# START OF Entries provided

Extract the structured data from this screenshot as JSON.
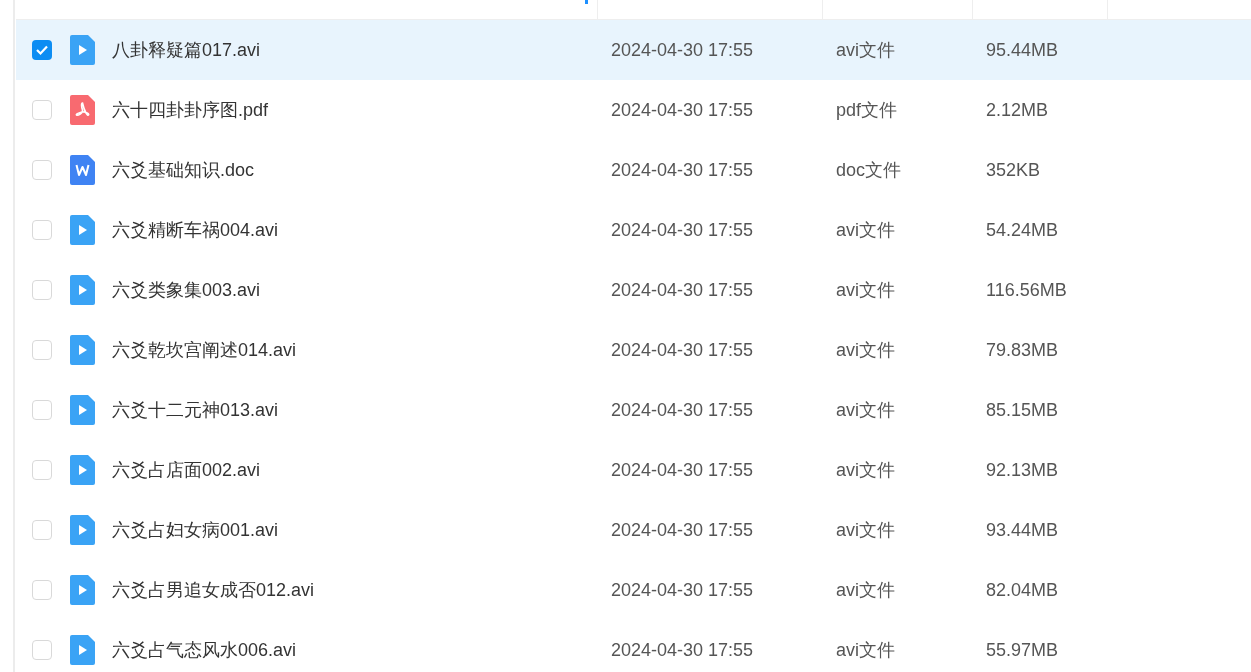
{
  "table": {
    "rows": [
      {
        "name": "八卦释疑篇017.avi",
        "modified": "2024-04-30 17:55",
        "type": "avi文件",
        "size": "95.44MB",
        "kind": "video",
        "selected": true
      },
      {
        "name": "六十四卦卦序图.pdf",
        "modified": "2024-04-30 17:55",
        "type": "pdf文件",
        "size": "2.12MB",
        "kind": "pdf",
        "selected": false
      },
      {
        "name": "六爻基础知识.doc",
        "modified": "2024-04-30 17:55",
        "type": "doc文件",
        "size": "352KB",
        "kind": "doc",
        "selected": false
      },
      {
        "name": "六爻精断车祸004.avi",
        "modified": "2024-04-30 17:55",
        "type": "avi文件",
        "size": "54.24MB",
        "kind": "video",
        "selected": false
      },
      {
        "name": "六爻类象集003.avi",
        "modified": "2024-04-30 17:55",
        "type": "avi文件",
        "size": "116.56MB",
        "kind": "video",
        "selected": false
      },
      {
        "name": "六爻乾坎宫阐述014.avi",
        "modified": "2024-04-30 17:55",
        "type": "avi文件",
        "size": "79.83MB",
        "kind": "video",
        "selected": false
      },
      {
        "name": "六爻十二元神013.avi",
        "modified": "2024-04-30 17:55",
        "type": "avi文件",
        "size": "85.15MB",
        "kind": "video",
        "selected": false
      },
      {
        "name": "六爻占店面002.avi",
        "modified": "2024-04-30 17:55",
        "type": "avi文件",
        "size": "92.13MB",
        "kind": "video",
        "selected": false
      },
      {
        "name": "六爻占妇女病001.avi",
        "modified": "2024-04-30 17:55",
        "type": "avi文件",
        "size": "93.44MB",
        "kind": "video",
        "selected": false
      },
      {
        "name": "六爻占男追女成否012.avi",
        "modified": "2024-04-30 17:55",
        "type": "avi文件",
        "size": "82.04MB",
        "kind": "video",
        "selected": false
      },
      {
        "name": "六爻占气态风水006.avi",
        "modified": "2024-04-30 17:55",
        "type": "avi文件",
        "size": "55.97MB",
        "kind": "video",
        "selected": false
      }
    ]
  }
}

# END OF Entries provided

▸ Stated problem: Give the entries again without a single change, but with no pictures.

▸ Result:
Extract the structured data from this screenshot as JSON.
{
  "table": {
    "rows": [
      {
        "name": "八卦释疑篇017.avi",
        "modified": "2024-04-30 17:55",
        "type": "avi文件",
        "size": "95.44MB",
        "kind": "video",
        "selected": true
      },
      {
        "name": "六十四卦卦序图.pdf",
        "modified": "2024-04-30 17:55",
        "type": "pdf文件",
        "size": "2.12MB",
        "kind": "pdf",
        "selected": false
      },
      {
        "name": "六爻基础知识.doc",
        "modified": "2024-04-30 17:55",
        "type": "doc文件",
        "size": "352KB",
        "kind": "doc",
        "selected": false
      },
      {
        "name": "六爻精断车祸004.avi",
        "modified": "2024-04-30 17:55",
        "type": "avi文件",
        "size": "54.24MB",
        "kind": "video",
        "selected": false
      },
      {
        "name": "六爻类象集003.avi",
        "modified": "2024-04-30 17:55",
        "type": "avi文件",
        "size": "116.56MB",
        "kind": "video",
        "selected": false
      },
      {
        "name": "六爻乾坎宫阐述014.avi",
        "modified": "2024-04-30 17:55",
        "type": "avi文件",
        "size": "79.83MB",
        "kind": "video",
        "selected": false
      },
      {
        "name": "六爻十二元神013.avi",
        "modified": "2024-04-30 17:55",
        "type": "avi文件",
        "size": "85.15MB",
        "kind": "video",
        "selected": false
      },
      {
        "name": "六爻占店面002.avi",
        "modified": "2024-04-30 17:55",
        "type": "avi文件",
        "size": "92.13MB",
        "kind": "video",
        "selected": false
      },
      {
        "name": "六爻占妇女病001.avi",
        "modified": "2024-04-30 17:55",
        "type": "avi文件",
        "size": "93.44MB",
        "kind": "video",
        "selected": false
      },
      {
        "name": "六爻占男追女成否012.avi",
        "modified": "2024-04-30 17:55",
        "type": "avi文件",
        "size": "82.04MB",
        "kind": "video",
        "selected": false
      },
      {
        "name": "六爻占气态风水006.avi",
        "modified": "2024-04-30 17:55",
        "type": "avi文件",
        "size": "55.97MB",
        "kind": "video",
        "selected": false
      }
    ]
  }
}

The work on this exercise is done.